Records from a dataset
··········
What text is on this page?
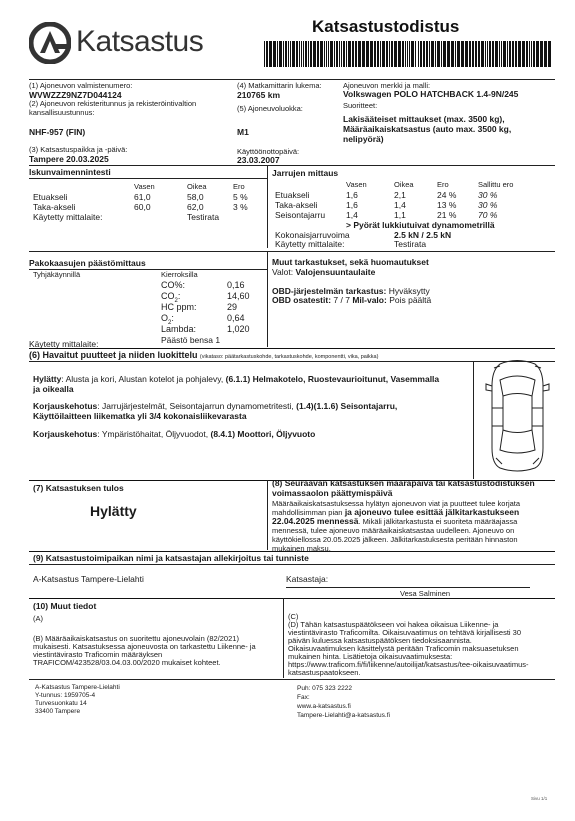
Katsastus	Katsastustodistus
(1) Ajoneuvon valmistenumero:
WVWZZZ9NZ7D044124
(2) Ajoneuvon rekisteritunnus ja rekisteröintivaltion
kansallisuustunnus:
NHF-957 (FIN)
(3) Katsastuspaikka ja -päivä:
Tampere 20.03.2025
(4) Matkamittarin lukema:
210765 km
(5) Ajoneuvoluokka:
M1
Käyttöönottopäivä:
23.03.2007
Ajoneuvon merkki ja malli:
Volkswagen POLO HATCHBACK 1.4-9N/245
Suoritteet:
Lakisääteiset mittaukset (max. 3500 kg),
Määräaikaiskatsastus (auto max. 3500 kg,
nelipyörä)
Iskunvaimennintesti
Vasen	Oikea	Ero
Etuakseli	61,0	58,0	5 %
Taka-akseli	60,0	62,0	3 %
Käytetty mittalaite:	Testirata
Jarrujen mittaus
Vasen	Oikea	Ero	Sallittu ero
Etuakseli	1,6	2,1	24 %	30 %
Taka-akseli	1,6	1,4	13 %	30 %
Seisontajarru 1,4	1,1	21 %	70 %
> Pyörät lukkiutuivat dynamometrillä
Kokonaisjarruvoima	2.5 kN / 2.5 kN
Käytetty mittalaite:	Testirata
Pakokaasujen päästömittaus
Tyhjäkäynnillä	Kierroksilla
CO%:	0,16
$CO_2$:	14,60
HC ppm:	29
$O_2$:	0,64
Lambda:	1,020
Päästö bensa 1
Käytetty mittalaite:
Muut tarkastukset, sekä huomautukset
Valot: Valojensuuntaulaite
OBD-järjestelmän tarkastus: Hyväksytty
OBD osatestit: 7 / 7 Mil-valo: Pois päältä
(6) Havaitut puutteet ja niiden luokittelu (vikataso: päätarkastuskohde, tarkastuskohde, komponentti, vika, paikka)
Hylätty: Alusta ja kori, Alustan kotelot ja pohjalevy, (6.1.1) Helmakotelo, Ruostevaurioitunut, Vasemmalla
ja oikealla
Korjauskehotus: Jarrujärjestelmät, Seisontajarrun dynamometritesti, (1.4)(1.1.6) Seisontajarru,
Käyttöilaitteen liikematka yli 3/4 kokonaisliikevarasta
Korjauskehotus: Ympäristöhaitat, Öljyvuodot, (8.4.1) Moottori, Öljyvuoto
(7) Katsastuksen tulos
Hylätty
(8) Seuraavan katsastuksen määräpäivä tai katsastustodistuksen
voimassaolon päättymispäivä
Määräaikaiskatsastuksessa hylätyn ajoneuvon viat ja puutteet tulee korjata
mahdollisimman pian ja ajoneuvo tulee esittää jälkitarkastukseen
22.04.2025 mennessä. Mikäli jälkitarkastusta ei suoriteta määräajassa
mennessä, tulee ajoneuvo määräaikaiskatsastaa uudelleen. Ajoneuvo on
käyttökiellossa 20.05.2025 jälkeen. Jälkitarkastuksesta peritään hinnaston
mukainen maksu.
(9) Katsastustoimipaikan nimi ja katsastajan allekirjoitus tai tunniste
A-Katsastus Tampere-Lielahti	Katsastaja:
Vesa Salminen
(10) Muut tiedot
(A)
(B) Määräaikaiskatsastus on suoritettu ajoneuvolain (82/2021)
mukaisesti. Katsastuksessa ajoneuvosta on tarkastettu Liikenne- ja
viestintävirasto Traficomin määräyksen
TRAFICOM/423528/03.04.03.00/2020 mukaiset kohteet.
(C)
(D) Tähän katsastuspäätökseen voi hakea oikaisua Liikenne- ja
viestintävirasto Traficomilta. Oikaisuvaatimus on tehtävä kirjallisesti 30
päivän kuluessa katsastuspäätöksen tiedoksisaannista.
Oikaisuvaatimuksen käsittelystä peritään Traficomin maksuasetuksen
mukainen hinta. Lisätietoja oikaisuvaatimuksesta:
https://www.traficom.fi/fi/liikenne/autoilijat/katsastus/tee-oikaisuvaatimus-
katsastuspaatokseen.
A-Katsastus Tampere-Lielahti
Y-tunnus: 1959705-4
Turvesuonkatu 14
33400 Tampere
Puh: 075 323 2222
Fax:
www.a-katsastus.fi
Tampere-Lielahti@a-katsastus.fi
Sivu 1/1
··········
Required work
Reproduce the material word for word. Any pictures should be left out of the copy.

Full solution
What text is on this page?
Katsastus	Katsastustodistus
(1) Ajoneuvon valmistenumero:
WVWZZZ9NZ7D044124
(2) Ajoneuvon rekisteritunnus ja rekisteröintivaltion
kansallisuustunnus:
NHF-957 (FIN)
(3) Katsastuspaikka ja -päivä:
Tampere 20.03.2025
(4) Matkamittarin lukema:
210765 km
(5) Ajoneuvoluokka:
M1
Käyttöönottopäivä:
23.03.2007
Ajoneuvon merkki ja malli:
Volkswagen POLO HATCHBACK 1.4-9N/245
Suoritteet:
Lakisääteiset mittaukset (max. 3500 kg),
Määräaikaiskatsastus (auto max. 3500 kg,
nelipyörä)
Iskunvaimennintesti
Vasen	Oikea	Ero
Etuakseli	61,0	58,0	5 %
Taka-akseli	60,0	62,0	3 %
Käytetty mittalaite:	Testirata
Jarrujen mittaus
Vasen	Oikea	Ero	Sallittu ero
Etuakseli	1,6	2,1	24 %	30 %
Taka-akseli	1,6	1,4	13 %	30 %
Seisontajarru 1,4	1,1	21 %	70 %
> Pyörät lukkiutuivat dynamometrillä
Kokonaisjarruvoima	2.5 kN / 2.5 kN
Käytetty mittalaite:	Testirata
Pakokaasujen päästömittaus
Tyhjäkäynnillä	Kierroksilla
CO%:	0,16
$CO_2$:	14,60
HC ppm:	29
$O_2$:	0,64
Lambda:	1,020
Päästö bensa 1
Käytetty mittalaite:
Muut tarkastukset, sekä huomautukset
Valot: Valojensuuntaulaite
OBD-järjestelmän tarkastus: Hyväksytty
OBD osatestit: 7 / 7 Mil-valo: Pois päältä
(6) Havaitut puutteet ja niiden luokittelu (vikataso: päätarkastuskohde, tarkastuskohde, komponentti, vika, paikka)
Hylätty: Alusta ja kori, Alustan kotelot ja pohjalevy, (6.1.1) Helmakotelo, Ruostevaurioitunut, Vasemmalla
ja oikealla
Korjauskehotus: Jarrujärjestelmät, Seisontajarrun dynamometritesti, (1.4)(1.1.6) Seisontajarru,
Käyttöilaitteen liikematka yli 3/4 kokonaisliikevarasta
Korjauskehotus: Ympäristöhaitat, Öljyvuodot, (8.4.1) Moottori, Öljyvuoto
(7) Katsastuksen tulos
Hylätty
(8) Seuraavan katsastuksen määräpäivä tai katsastustodistuksen
voimassaolon päättymispäivä
Määräaikaiskatsastuksessa hylätyn ajoneuvon viat ja puutteet tulee korjata
mahdollisimman pian ja ajoneuvo tulee esittää jälkitarkastukseen
22.04.2025 mennessä. Mikäli jälkitarkastusta ei suoriteta määräajassa
mennessä, tulee ajoneuvo määräaikaiskatsastaa uudelleen. Ajoneuvo on
käyttökiellossa 20.05.2025 jälkeen. Jälkitarkastuksesta peritään hinnaston
mukainen maksu.
(9) Katsastustoimipaikan nimi ja katsastajan allekirjoitus tai tunniste
A-Katsastus Tampere-Lielahti	Katsastaja:
Vesa Salminen
(10) Muut tiedot
(A)
(B) Määräaikaiskatsastus on suoritettu ajoneuvolain (82/2021)
mukaisesti. Katsastuksessa ajoneuvosta on tarkastettu Liikenne- ja
viestintävirasto Traficomin määräyksen
TRAFICOM/423528/03.04.03.00/2020 mukaiset kohteet.
(C)
(D) Tähän katsastuspäätökseen voi hakea oikaisua Liikenne- ja
viestintävirasto Traficomilta. Oikaisuvaatimus on tehtävä kirjallisesti 30
päivän kuluessa katsastuspäätöksen tiedoksisaannista.
Oikaisuvaatimuksen käsittelystä peritään Traficomin maksuasetuksen
mukainen hinta. Lisätietoja oikaisuvaatimuksesta:
https://www.traficom.fi/fi/liikenne/autoilijat/katsastus/tee-oikaisuvaatimus-
katsastuspaatokseen.
A-Katsastus Tampere-Lielahti
Y-tunnus: 1959705-4
Turvesuonkatu 14
33400 Tampere
Puh: 075 323 2222
Fax:
www.a-katsastus.fi
Tampere-Lielahti@a-katsastus.fi
Sivu 1/1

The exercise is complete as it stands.